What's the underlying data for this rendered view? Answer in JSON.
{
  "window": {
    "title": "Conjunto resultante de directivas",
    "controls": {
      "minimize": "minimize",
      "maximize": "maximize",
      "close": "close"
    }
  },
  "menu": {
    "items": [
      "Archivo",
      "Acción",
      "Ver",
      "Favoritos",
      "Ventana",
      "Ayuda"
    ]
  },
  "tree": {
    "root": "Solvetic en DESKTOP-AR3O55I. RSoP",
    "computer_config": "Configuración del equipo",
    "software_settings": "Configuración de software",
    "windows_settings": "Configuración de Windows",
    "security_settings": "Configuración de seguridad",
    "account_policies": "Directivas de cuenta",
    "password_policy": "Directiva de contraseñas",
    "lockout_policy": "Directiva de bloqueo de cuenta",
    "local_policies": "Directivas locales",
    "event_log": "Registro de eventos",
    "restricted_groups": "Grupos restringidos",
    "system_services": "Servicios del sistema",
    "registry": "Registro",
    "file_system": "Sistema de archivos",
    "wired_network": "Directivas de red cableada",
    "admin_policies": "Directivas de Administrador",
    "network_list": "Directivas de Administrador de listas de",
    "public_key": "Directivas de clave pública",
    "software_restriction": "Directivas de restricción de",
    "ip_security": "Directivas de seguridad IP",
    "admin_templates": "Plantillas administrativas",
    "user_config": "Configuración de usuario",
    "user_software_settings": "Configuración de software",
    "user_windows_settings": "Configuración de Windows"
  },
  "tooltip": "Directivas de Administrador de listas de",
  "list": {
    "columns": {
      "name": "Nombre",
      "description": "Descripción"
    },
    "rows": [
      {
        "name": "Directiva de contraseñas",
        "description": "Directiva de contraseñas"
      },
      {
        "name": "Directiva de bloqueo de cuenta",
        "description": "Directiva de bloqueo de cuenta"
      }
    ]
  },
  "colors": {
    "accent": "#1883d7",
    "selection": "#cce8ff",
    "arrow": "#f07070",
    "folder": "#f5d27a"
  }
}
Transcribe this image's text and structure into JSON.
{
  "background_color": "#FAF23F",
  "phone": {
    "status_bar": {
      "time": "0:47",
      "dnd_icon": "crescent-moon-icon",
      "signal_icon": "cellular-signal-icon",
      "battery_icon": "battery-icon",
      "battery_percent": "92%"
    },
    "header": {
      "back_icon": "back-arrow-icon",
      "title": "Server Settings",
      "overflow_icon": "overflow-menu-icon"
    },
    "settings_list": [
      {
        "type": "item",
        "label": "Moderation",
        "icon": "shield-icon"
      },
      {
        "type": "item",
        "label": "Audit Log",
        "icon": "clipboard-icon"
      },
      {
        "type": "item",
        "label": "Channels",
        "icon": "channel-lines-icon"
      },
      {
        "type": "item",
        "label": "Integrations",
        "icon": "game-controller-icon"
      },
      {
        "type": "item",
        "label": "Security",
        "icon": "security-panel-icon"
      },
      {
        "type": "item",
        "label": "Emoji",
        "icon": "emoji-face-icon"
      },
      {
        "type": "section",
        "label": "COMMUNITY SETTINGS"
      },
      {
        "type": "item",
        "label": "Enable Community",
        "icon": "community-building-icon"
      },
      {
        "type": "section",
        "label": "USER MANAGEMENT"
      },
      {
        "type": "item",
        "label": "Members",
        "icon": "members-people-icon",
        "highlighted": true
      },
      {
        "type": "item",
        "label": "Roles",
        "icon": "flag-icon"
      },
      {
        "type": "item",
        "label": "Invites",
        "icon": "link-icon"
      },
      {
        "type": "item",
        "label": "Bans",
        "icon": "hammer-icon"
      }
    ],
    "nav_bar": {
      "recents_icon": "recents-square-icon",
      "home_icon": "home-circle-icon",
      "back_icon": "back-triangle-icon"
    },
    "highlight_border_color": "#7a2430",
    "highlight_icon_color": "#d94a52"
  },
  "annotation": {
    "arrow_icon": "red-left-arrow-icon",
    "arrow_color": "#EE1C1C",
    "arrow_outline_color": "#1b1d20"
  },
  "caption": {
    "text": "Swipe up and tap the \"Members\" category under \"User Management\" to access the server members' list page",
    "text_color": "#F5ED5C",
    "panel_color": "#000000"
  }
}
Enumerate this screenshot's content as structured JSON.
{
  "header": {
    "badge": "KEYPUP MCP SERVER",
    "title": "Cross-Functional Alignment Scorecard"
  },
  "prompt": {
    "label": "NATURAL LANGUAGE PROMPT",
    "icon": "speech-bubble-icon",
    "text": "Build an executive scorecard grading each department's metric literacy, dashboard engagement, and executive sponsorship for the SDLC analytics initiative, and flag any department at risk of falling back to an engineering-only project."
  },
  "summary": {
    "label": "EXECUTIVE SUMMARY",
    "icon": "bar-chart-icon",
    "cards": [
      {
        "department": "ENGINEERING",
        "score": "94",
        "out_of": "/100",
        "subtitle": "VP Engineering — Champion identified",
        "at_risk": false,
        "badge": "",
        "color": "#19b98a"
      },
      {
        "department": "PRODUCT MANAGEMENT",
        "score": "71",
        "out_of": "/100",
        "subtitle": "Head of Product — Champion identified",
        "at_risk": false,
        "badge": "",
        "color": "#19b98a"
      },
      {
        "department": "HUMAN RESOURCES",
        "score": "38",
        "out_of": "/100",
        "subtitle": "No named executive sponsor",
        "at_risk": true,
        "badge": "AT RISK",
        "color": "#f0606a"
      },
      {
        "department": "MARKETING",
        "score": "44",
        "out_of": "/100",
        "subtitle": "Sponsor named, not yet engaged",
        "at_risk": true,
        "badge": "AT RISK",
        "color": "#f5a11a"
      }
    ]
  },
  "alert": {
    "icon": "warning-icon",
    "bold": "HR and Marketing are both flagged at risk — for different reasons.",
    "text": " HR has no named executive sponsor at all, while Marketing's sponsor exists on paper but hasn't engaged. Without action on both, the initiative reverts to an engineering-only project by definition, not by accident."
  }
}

--- --- ---

- _Set task_
Find the lines containing "JSON" and pull them out.

- _Task answer_
What's the underlying data for this rendered view? Answer in JSON.
Transcribe this image's text and structure into JSON.
Enumerate this screenshot's content as structured JSON.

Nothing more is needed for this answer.